O sucesso na cultura de concentração não é para aquele que a tenta esporadicamente. É uma coisa que flui de “uma posição firme assumida em relação à finalidade em vista, e mantida incessantemente”. Estudantes do século XIX são demasiadamente suscetíveis a pensar que o sucesso no ocultismo pode ser alcançado da mesma forma que se alcança sucesso na escola ou na faculdade, lendo e aprendendo palavras impressas. Um conhecimento completo de tudo o que já foi escrito sobre concentração não conferirá nenhum poder na prática daquilo sobre o qual eu trato. O mero conhecimento livresco é zombado nessa escola tanto quanto pelo bronco; não que eu ache que o conhecimento de livro deva ser evitado, mas esse tipo de aquisição sem a concentração é tão inútil quanto a fé sem obras. É chamado em alguns lugares, creio eu, de “mero conhecimento ocular”. De fato é assim; e tal é o tipo de cultura mais considerado em nossos tempos corrompidos.

──────

Objetivos:
1. Com base no trecho sobre concentração, explique por que o sucesso nessa cultura não é para quem a tenta de vez em quando.
2. Transcreva, das linhas de dados abaixo, o trecho que começa na linha que contém "localize all elements." e segue até a linha que contém "open-interest-area [0, 424, 1198, 568]", incluindo as duas, sem as imagens.
As linhas de dados não têm nenhuma relação com o trecho.

Dados registrados:
──────

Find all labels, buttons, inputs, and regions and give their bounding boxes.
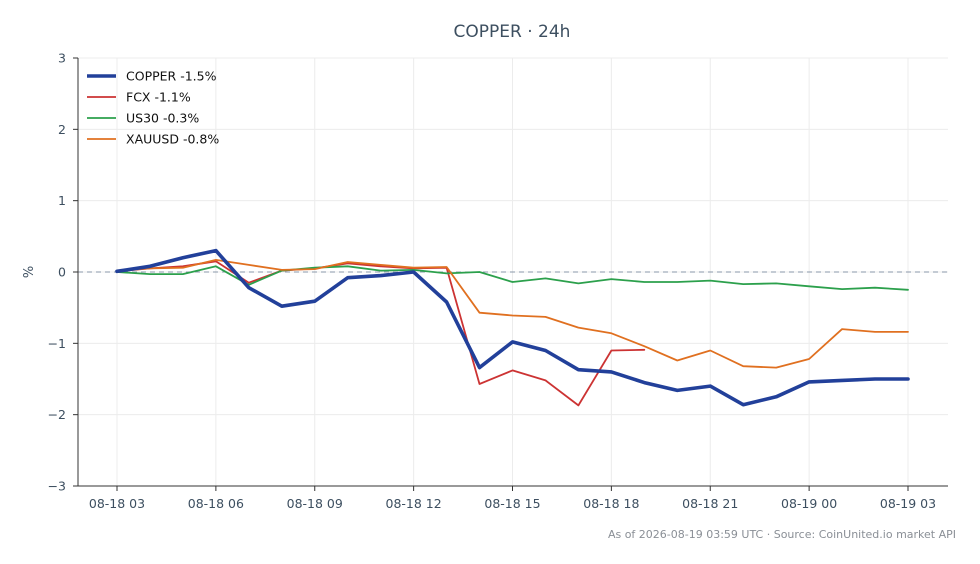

──────

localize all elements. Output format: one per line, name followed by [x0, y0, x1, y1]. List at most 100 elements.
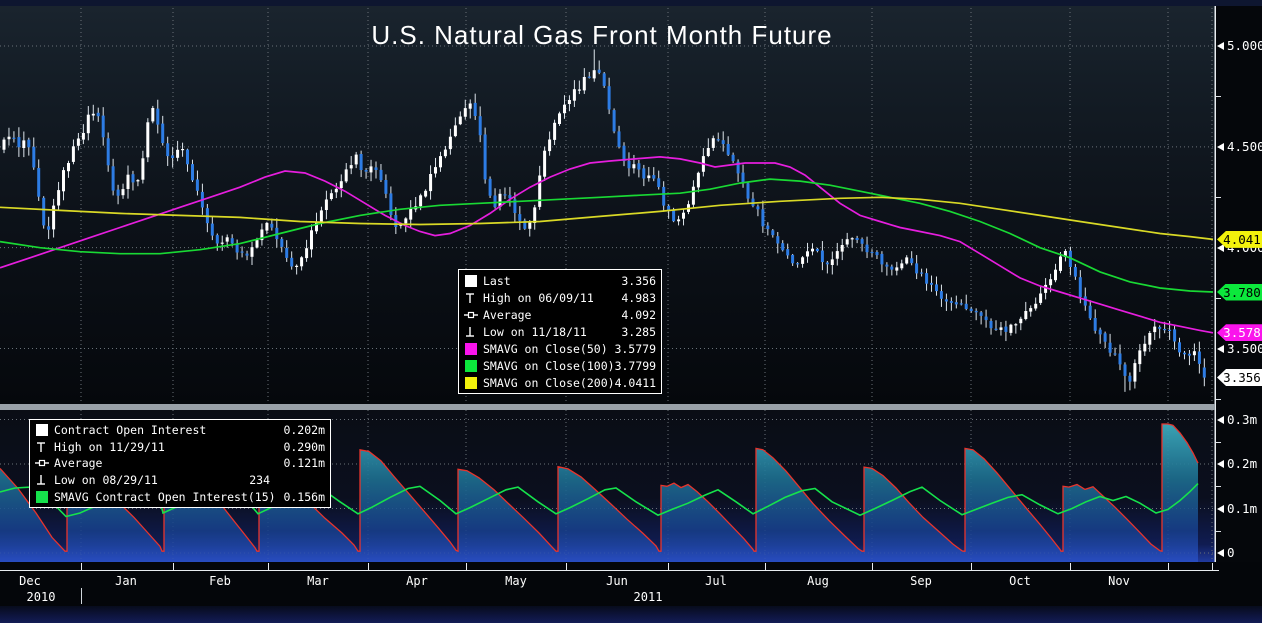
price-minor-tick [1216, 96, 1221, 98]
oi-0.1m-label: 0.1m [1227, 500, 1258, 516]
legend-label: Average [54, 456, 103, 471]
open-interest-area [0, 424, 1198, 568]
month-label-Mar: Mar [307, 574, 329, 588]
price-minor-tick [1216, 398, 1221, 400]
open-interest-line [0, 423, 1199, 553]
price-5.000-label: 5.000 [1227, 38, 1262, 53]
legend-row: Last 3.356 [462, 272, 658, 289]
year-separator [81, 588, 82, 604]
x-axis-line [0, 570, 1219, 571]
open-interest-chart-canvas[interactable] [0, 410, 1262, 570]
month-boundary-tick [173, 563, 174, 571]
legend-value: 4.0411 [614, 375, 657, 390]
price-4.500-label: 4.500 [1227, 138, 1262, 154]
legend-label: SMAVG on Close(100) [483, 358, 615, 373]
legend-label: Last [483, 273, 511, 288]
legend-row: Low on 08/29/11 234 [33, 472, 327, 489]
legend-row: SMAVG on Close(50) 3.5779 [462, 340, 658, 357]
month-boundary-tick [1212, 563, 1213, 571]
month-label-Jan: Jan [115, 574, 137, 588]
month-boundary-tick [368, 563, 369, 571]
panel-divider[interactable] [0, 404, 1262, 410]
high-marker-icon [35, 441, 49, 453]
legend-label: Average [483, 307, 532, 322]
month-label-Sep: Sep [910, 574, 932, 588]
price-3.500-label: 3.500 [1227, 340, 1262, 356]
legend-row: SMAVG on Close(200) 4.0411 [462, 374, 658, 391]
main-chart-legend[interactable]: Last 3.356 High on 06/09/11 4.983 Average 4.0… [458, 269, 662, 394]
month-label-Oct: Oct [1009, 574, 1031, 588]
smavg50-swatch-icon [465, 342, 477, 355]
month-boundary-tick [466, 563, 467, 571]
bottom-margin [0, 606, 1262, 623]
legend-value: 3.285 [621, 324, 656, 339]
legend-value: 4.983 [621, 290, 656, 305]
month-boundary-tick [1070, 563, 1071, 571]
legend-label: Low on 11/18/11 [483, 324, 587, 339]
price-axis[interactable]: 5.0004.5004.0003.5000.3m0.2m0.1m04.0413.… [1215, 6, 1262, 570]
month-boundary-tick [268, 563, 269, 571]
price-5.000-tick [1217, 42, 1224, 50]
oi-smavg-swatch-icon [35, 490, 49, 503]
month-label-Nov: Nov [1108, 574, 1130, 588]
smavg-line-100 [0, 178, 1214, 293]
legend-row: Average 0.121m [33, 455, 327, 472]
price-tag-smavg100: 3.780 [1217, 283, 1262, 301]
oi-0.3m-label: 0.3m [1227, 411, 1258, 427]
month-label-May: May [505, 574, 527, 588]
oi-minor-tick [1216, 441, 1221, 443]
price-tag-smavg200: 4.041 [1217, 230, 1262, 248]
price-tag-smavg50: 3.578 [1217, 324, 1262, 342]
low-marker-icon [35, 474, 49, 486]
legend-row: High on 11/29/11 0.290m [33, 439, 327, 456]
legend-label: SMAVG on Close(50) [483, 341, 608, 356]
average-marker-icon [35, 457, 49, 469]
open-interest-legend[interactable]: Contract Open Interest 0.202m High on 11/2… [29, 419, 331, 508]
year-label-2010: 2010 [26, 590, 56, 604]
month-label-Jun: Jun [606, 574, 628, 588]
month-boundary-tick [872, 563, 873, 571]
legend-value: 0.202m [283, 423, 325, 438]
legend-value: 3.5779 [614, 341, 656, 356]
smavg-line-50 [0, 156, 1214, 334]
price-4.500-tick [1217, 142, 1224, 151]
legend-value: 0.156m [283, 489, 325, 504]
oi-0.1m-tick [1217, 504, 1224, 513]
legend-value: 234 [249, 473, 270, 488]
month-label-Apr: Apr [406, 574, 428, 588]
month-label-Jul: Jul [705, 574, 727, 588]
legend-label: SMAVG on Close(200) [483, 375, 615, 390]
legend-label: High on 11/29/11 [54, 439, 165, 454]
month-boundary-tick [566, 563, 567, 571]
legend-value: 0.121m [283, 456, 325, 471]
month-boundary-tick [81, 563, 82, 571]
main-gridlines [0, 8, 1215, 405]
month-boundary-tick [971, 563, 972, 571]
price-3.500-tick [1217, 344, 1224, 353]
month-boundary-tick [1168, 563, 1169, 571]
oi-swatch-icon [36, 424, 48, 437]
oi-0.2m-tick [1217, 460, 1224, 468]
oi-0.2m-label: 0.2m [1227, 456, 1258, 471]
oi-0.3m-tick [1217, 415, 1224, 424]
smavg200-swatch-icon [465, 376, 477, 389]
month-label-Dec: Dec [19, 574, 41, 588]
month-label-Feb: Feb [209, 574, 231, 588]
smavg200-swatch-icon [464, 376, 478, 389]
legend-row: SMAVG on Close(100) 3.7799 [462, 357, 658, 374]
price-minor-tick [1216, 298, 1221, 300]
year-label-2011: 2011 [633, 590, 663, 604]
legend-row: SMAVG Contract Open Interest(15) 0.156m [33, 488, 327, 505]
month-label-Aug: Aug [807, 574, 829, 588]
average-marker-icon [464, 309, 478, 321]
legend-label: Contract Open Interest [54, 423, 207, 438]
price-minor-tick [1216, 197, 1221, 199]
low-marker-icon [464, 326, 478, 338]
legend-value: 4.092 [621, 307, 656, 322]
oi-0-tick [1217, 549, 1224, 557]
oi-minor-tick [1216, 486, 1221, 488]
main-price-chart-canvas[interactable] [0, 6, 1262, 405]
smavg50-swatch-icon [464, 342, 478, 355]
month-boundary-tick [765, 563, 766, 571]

──────

Respostas por tarefa:
1. Esse sucesso não vem de tentativas esporádicas. Ele flui de uma posição firme assumida em relação à finalidade em vista e mantida incessantemente.

2.
localize all elements. Output format: one per line, name followed by [x0, y0, x1, y1]. List at most 100 elements.
price-minor-tick [1216, 96, 1221, 98]
oi-0.1m-label: 0.1m [1227, 500, 1258, 516]
legend-label: Average [54, 456, 103, 471]
open-interest-area [0, 424, 1198, 568]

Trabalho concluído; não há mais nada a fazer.